- [EXERCISE TASK]: Reproduce the listing word for word. Skip any image.

Collected data
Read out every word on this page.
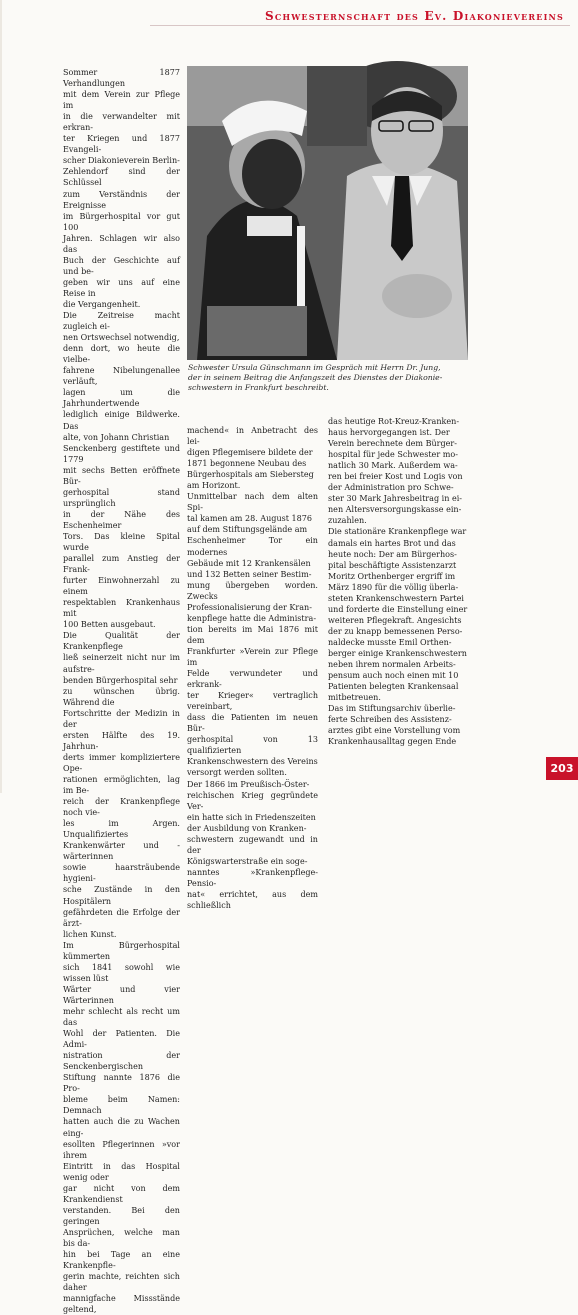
Schwesternschaft des Ev. Diakonievereins
Sommer 1877 Verhandlungen
mit dem Verein zur Pflege im
in die verwandelter mit erkran-
ter Kriegen und 1877 Evangeli-
scher Diakonieverein Berlin-
Zehlendorf sind der Schlüssel
zum Verständnis der Ereignisse
im Bürgerhospital vor gut 100
Jahren. Schlagen wir also das
Buch der Geschichte auf und be-
geben wir uns auf eine Reise in
die Vergangenheit.
Die Zeitreise macht zugleich ei-
nen Ortswechsel notwendig,
denn dort, wo heute die vielbe-
fahrene Nibelungenallee verläuft,
lagen um die Jahrhundertwende
lediglich einige Bildwerke. Das
alte, von Johann Christian
Senckenberg gestiftete und 1779
mit sechs Betten eröffnete Bür-
gerhospital stand ursprünglich
in der Nähe des Eschenheimer
Tors. Das kleine Spital wurde
parallel zum Anstieg der Frank-
furter Einwohnerzahl zu einem
respektablen Krankenhaus mit
100 Betten ausgebaut.
Die Qualität der Krankenpflege
ließ seinerzeit nicht nur im aufstre-
benden Bürgerhospital sehr
zu wünschen übrig. Während die
Fortschritte der Medizin in der
ersten Hälfte des 19. Jahrhun-
derts immer kompliziertere Ope-
rationen ermöglichten, lag im Be-
reich der Krankenpflege noch vie-
les im Argen. Unqualifiziertes
Krankenwärter und -wärterinnen
sowie haarsträubende hygieni-
sche Zustände in den Hospitälern
gefährdeten die Erfolge der ärzt-
lichen Kunst.
Im Bürgerhospital kümmerten
sich 1841 sowohl wie wissen lüst
Wärter und vier Wärterinnen
mehr schlecht als recht um das
Wohl der Patienten. Die Admi-
nistration der Senckenbergischen
Stiftung nannte 1876 die Pro-
bleme beim Namen: Demnach
hatten auch die zu Wachen eing-
esollten Pflegerinnen »vor ihrem
Eintritt in das Hospital wenig oder
gar nicht von dem Krankendienst
verstanden. Bei den geringen
Ansprüchen, welche man bis da-
hin bei Tage an eine Krankenpfle-
gerin machte, reichten sich daher
mannigfache Missstände geltend,
Schwester Ursula Günschmann im Gespräch mit Herrn Dr. Jung,
der in seinem Beitrag die Anfangszeit des Dienstes der Diakonie-
schwestern in Frankfurt beschreibt.
machend« in Anbetracht des lei-
digen Pflegemisere bildete der
1871 begonnene Neubau des
Bürgerhospitals am Siebersteg
am Horizont.
Unmittelbar nach dem alten Spi-
tal kamen am 28. August 1876
auf dem Stiftungsgelände am
Eschenheimer Tor ein modernes
Gebäude mit 12 Krankensälen
und 132 Betten seiner Bestim-
mung übergeben worden. Zwecks
Professionalisierung der Kran-
kenpflege hatte die Administra-
tion bereits im Mai 1876 mit dem
Frankfurter »Verein zur Pflege im
Felde verwundeter und erkrank-
ter Krieger« vertraglich vereinbart,
dass die Patienten im neuen Bür-
gerhospital von 13 qualifizierten
Krankenschwestern des Vereins
versorgt werden sollten.
Der 1866 im Preußisch-Öster-
reichischen Krieg gegründete Ver-
ein hatte sich in Friedenszeiten
der Ausbildung von Kranken-
schwestern zugewandt und in der
Königswarterstraße ein soge-
nanntes »Krankenpflege-Pensio-
nat« errichtet, aus dem schließlich
das heutige Rot-Kreuz-Kranken-
haus hervorgegangen ist. Der
Verein berechnete dem Bürger-
hospital für jede Schwester mo-
natlich 30 Mark. Außerdem wa-
ren bei freier Kost und Logis von
der Administration pro Schwe-
ster 30 Mark Jahresbeitrag in ei-
nen Altersversorgungskasse ein-
zuzahlen.
Die stationäre Krankenpflege war
damals ein hartes Brot und das
heute noch: Der am Bürgerhos-
pital beschäftigte Assistenzarzt
Moritz Orthenberger ergriff im
März 1890 für die völlig überla-
steten Krankenschwestern Partei
und forderte die Einstellung einer
weiteren Pflegekraft. Angesichts
der zu knapp bemessenen Perso-
naldecke musste Emil Orthen-
berger einige Krankenschwestern
neben ihrem normalen Arbeits-
pensum auch noch einen mit 10
Patienten belegten Krankensaal
mitbetreuen.
Das im Stiftungsarchiv überlie-
ferte Schreiben des Assistenz-
arztes gibt eine Vorstellung vom
Krankenhausalltag gegen Ende
203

- [SOLVED PROBLEM]:
Read out every word on this page.
Schwesternschaft des Ev. Diakonievereins
Sommer 1877 Verhandlungen
mit dem Verein zur Pflege im
in die verwandelter mit erkran-
ter Kriegen und 1877 Evangeli-
scher Diakonieverein Berlin-
Zehlendorf sind der Schlüssel
zum Verständnis der Ereignisse
im Bürgerhospital vor gut 100
Jahren. Schlagen wir also das
Buch der Geschichte auf und be-
geben wir uns auf eine Reise in
die Vergangenheit.
Die Zeitreise macht zugleich ei-
nen Ortswechsel notwendig,
denn dort, wo heute die vielbe-
fahrene Nibelungenallee verläuft,
lagen um die Jahrhundertwende
lediglich einige Bildwerke. Das
alte, von Johann Christian
Senckenberg gestiftete und 1779
mit sechs Betten eröffnete Bür-
gerhospital stand ursprünglich
in der Nähe des Eschenheimer
Tors. Das kleine Spital wurde
parallel zum Anstieg der Frank-
furter Einwohnerzahl zu einem
respektablen Krankenhaus mit
100 Betten ausgebaut.
Die Qualität der Krankenpflege
ließ seinerzeit nicht nur im aufstre-
benden Bürgerhospital sehr
zu wünschen übrig. Während die
Fortschritte der Medizin in der
ersten Hälfte des 19. Jahrhun-
derts immer kompliziertere Ope-
rationen ermöglichten, lag im Be-
reich der Krankenpflege noch vie-
les im Argen. Unqualifiziertes
Krankenwärter und -wärterinnen
sowie haarsträubende hygieni-
sche Zustände in den Hospitälern
gefährdeten die Erfolge der ärzt-
lichen Kunst.
Im Bürgerhospital kümmerten
sich 1841 sowohl wie wissen lüst
Wärter und vier Wärterinnen
mehr schlecht als recht um das
Wohl der Patienten. Die Admi-
nistration der Senckenbergischen
Stiftung nannte 1876 die Pro-
bleme beim Namen: Demnach
hatten auch die zu Wachen eing-
esollten Pflegerinnen »vor ihrem
Eintritt in das Hospital wenig oder
gar nicht von dem Krankendienst
verstanden. Bei den geringen
Ansprüchen, welche man bis da-
hin bei Tage an eine Krankenpfle-
gerin machte, reichten sich daher
mannigfache Missstände geltend,
Schwester Ursula Günschmann im Gespräch mit Herrn Dr. Jung,
der in seinem Beitrag die Anfangszeit des Dienstes der Diakonie-
schwestern in Frankfurt beschreibt.
machend« in Anbetracht des lei-
digen Pflegemisere bildete der
1871 begonnene Neubau des
Bürgerhospitals am Siebersteg
am Horizont.
Unmittelbar nach dem alten Spi-
tal kamen am 28. August 1876
auf dem Stiftungsgelände am
Eschenheimer Tor ein modernes
Gebäude mit 12 Krankensälen
und 132 Betten seiner Bestim-
mung übergeben worden. Zwecks
Professionalisierung der Kran-
kenpflege hatte die Administra-
tion bereits im Mai 1876 mit dem
Frankfurter »Verein zur Pflege im
Felde verwundeter und erkrank-
ter Krieger« vertraglich vereinbart,
dass die Patienten im neuen Bür-
gerhospital von 13 qualifizierten
Krankenschwestern des Vereins
versorgt werden sollten.
Der 1866 im Preußisch-Öster-
reichischen Krieg gegründete Ver-
ein hatte sich in Friedenszeiten
der Ausbildung von Kranken-
schwestern zugewandt und in der
Königswarterstraße ein soge-
nanntes »Krankenpflege-Pensio-
nat« errichtet, aus dem schließlich
das heutige Rot-Kreuz-Kranken-
haus hervorgegangen ist. Der
Verein berechnete dem Bürger-
hospital für jede Schwester mo-
natlich 30 Mark. Außerdem wa-
ren bei freier Kost und Logis von
der Administration pro Schwe-
ster 30 Mark Jahresbeitrag in ei-
nen Altersversorgungskasse ein-
zuzahlen.
Die stationäre Krankenpflege war
damals ein hartes Brot und das
heute noch: Der am Bürgerhos-
pital beschäftigte Assistenzarzt
Moritz Orthenberger ergriff im
März 1890 für die völlig überla-
steten Krankenschwestern Partei
und forderte die Einstellung einer
weiteren Pflegekraft. Angesichts
der zu knapp bemessenen Perso-
naldecke musste Emil Orthen-
berger einige Krankenschwestern
neben ihrem normalen Arbeits-
pensum auch noch einen mit 10
Patienten belegten Krankensaal
mitbetreuen.
Das im Stiftungsarchiv überlie-
ferte Schreiben des Assistenz-
arztes gibt eine Vorstellung vom
Krankenhausalltag gegen Ende
203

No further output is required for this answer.